» **GOAL OF THE EXERCISE**: Leave out any picture and return the remaining listing below exactly as given.

» **Stored records**:
- - -

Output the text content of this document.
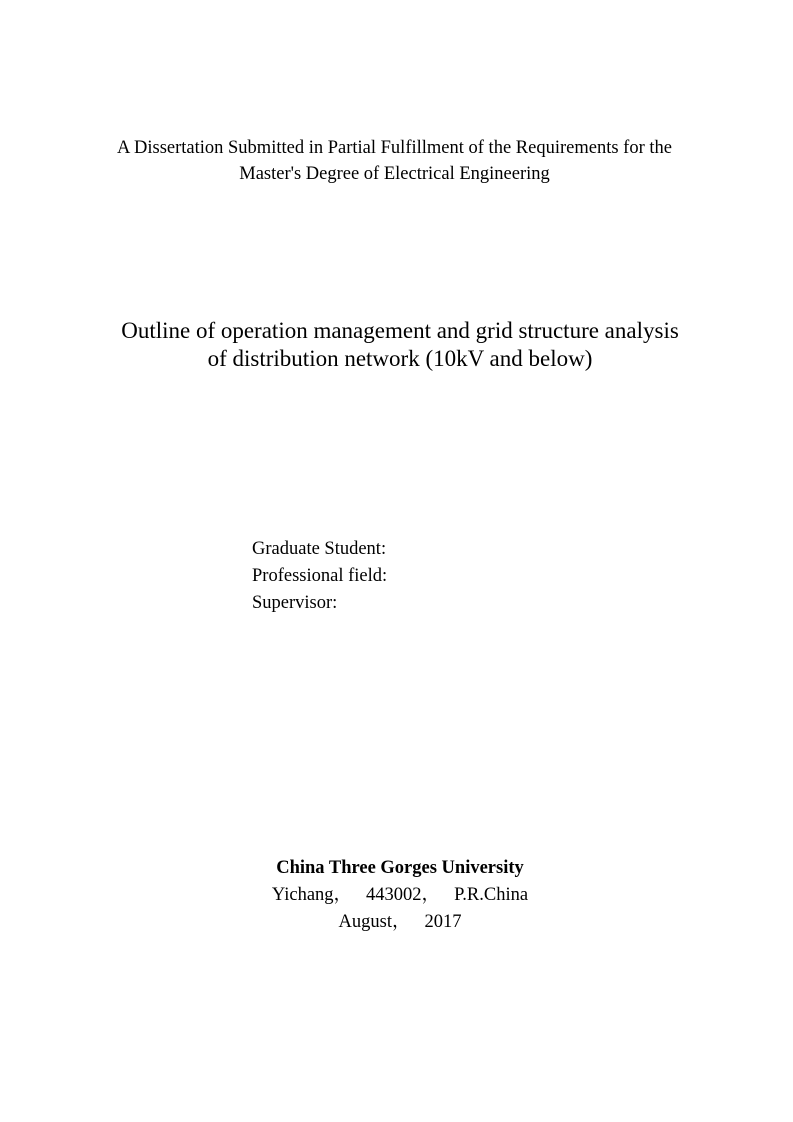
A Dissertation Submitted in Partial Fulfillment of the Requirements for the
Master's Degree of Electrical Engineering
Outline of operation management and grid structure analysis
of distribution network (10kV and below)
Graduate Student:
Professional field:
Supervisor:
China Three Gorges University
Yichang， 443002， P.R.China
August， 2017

- - -

» **RESULT**:
Output the text content of this document.
A Dissertation Submitted in Partial Fulfillment of the Requirements for the
Master's Degree of Electrical Engineering
Outline of operation management and grid structure analysis
of distribution network (10kV and below)
Graduate Student:
Professional field:
Supervisor:
China Three Gorges University
Yichang， 443002， P.R.China
August， 2017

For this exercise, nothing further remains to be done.